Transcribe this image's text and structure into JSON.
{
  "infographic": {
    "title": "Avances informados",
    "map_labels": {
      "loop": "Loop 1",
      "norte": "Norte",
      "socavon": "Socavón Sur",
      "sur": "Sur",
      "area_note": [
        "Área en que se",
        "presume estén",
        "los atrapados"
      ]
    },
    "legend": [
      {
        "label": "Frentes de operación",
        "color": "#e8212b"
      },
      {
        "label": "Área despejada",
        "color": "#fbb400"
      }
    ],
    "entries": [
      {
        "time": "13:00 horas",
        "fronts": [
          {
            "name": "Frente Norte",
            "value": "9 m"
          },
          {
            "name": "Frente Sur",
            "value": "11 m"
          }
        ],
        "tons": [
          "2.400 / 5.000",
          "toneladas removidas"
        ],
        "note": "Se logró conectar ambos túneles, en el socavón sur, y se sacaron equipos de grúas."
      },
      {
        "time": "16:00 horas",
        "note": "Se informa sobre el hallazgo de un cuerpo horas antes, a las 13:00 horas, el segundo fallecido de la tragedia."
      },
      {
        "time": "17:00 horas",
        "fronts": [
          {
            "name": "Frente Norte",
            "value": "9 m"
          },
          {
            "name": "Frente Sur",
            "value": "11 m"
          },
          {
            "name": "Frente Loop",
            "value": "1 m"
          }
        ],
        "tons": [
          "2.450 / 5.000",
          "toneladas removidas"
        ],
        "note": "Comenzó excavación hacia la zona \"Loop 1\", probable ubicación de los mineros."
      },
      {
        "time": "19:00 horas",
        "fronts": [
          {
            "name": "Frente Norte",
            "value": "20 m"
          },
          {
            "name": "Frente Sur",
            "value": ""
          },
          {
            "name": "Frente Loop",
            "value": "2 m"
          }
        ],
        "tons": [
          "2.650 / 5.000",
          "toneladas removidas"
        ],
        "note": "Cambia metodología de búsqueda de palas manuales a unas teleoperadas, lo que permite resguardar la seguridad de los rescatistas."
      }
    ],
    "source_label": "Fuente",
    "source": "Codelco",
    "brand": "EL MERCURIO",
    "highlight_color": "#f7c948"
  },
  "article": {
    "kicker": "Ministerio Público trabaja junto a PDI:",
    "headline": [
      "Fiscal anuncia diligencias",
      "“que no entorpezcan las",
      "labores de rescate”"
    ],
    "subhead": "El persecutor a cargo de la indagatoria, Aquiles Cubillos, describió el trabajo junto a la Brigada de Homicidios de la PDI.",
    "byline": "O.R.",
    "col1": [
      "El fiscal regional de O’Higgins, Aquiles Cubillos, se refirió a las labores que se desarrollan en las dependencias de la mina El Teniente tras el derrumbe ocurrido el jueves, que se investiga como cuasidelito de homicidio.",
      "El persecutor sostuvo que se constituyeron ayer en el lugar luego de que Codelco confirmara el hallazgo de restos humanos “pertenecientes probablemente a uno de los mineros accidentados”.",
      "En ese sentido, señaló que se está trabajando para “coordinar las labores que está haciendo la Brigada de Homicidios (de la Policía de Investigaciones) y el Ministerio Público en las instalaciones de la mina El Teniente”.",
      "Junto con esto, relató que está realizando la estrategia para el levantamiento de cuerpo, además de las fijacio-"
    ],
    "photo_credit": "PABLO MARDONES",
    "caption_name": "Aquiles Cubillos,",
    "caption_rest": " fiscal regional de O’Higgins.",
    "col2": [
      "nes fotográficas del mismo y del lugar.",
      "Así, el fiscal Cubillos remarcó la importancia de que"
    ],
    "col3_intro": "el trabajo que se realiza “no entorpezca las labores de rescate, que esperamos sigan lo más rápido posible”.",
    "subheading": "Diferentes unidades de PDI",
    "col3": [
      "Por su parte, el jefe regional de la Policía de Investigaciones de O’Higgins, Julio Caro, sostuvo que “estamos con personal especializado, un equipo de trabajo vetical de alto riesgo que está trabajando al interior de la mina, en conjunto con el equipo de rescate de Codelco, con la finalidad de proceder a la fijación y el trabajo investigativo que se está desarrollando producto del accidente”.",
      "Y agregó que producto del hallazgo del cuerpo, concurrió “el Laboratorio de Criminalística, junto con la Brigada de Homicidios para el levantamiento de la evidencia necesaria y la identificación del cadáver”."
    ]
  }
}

--

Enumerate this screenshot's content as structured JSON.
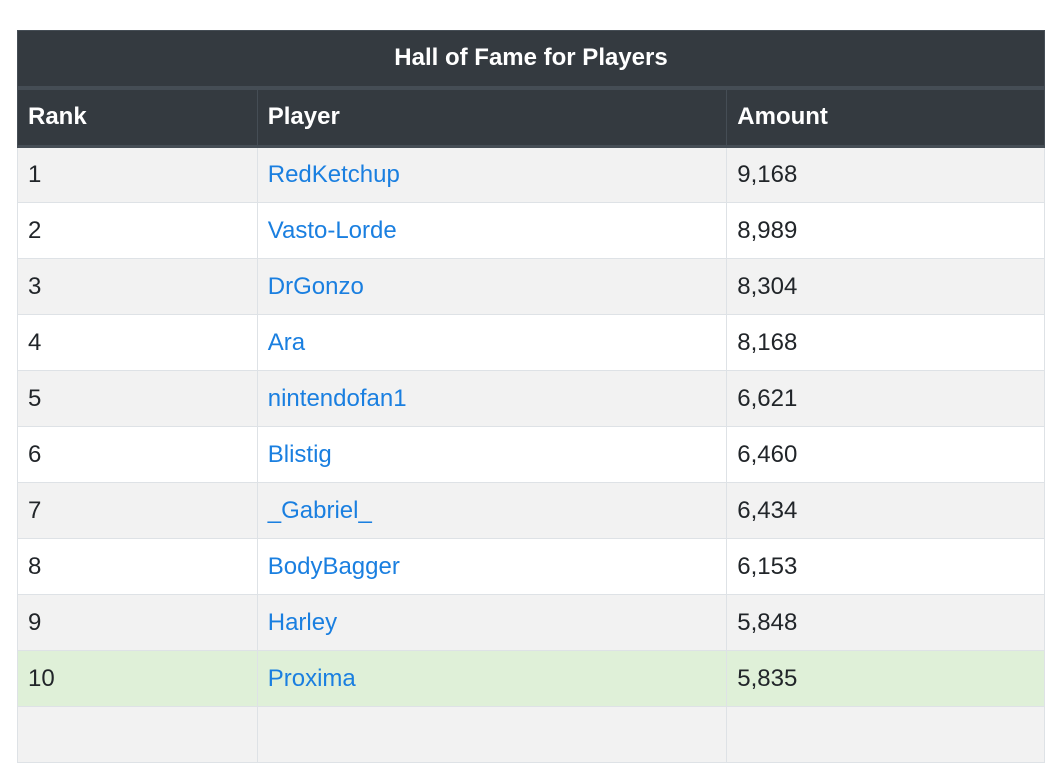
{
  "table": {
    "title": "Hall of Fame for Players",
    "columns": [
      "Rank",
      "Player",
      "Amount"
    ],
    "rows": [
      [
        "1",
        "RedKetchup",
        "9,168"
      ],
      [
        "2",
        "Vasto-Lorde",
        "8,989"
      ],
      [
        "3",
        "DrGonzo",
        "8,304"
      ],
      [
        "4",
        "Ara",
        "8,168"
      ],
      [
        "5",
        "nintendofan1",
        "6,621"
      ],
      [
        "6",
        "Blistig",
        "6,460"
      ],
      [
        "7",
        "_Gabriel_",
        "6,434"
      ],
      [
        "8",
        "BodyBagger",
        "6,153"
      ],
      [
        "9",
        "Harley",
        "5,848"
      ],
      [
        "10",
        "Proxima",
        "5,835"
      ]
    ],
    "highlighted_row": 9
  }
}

Given task: Of the lines in the material, how many include "persecutor"? Respond with the number alone.

Result of this exercise: 2